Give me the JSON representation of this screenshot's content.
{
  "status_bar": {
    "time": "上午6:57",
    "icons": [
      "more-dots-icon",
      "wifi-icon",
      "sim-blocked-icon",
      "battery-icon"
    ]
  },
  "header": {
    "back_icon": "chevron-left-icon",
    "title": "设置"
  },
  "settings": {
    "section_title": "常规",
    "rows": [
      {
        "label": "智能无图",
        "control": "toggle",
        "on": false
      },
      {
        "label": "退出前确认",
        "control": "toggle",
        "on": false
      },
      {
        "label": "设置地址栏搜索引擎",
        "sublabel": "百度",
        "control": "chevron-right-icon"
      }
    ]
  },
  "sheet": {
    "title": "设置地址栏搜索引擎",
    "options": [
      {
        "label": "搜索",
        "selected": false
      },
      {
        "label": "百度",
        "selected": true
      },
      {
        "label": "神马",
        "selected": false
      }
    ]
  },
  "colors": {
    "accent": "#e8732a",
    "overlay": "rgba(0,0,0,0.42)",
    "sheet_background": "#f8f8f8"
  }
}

* **Task instructions**
Set down the listing in full, keeping every word exactly as it is.

* **Completed exercise**
Give me the JSON representation of this screenshot's content.
{
  "status_bar": {
    "time": "上午6:57",
    "icons": [
      "more-dots-icon",
      "wifi-icon",
      "sim-blocked-icon",
      "battery-icon"
    ]
  },
  "header": {
    "back_icon": "chevron-left-icon",
    "title": "设置"
  },
  "settings": {
    "section_title": "常规",
    "rows": [
      {
        "label": "智能无图",
        "control": "toggle",
        "on": false
      },
      {
        "label": "退出前确认",
        "control": "toggle",
        "on": false
      },
      {
        "label": "设置地址栏搜索引擎",
        "sublabel": "百度",
        "control": "chevron-right-icon"
      }
    ]
  },
  "sheet": {
    "title": "设置地址栏搜索引擎",
    "options": [
      {
        "label": "搜索",
        "selected": false
      },
      {
        "label": "百度",
        "selected": true
      },
      {
        "label": "神马",
        "selected": false
      }
    ]
  },
  "colors": {
    "accent": "#e8732a",
    "overlay": "rgba(0,0,0,0.42)",
    "sheet_background": "#f8f8f8"
  }
}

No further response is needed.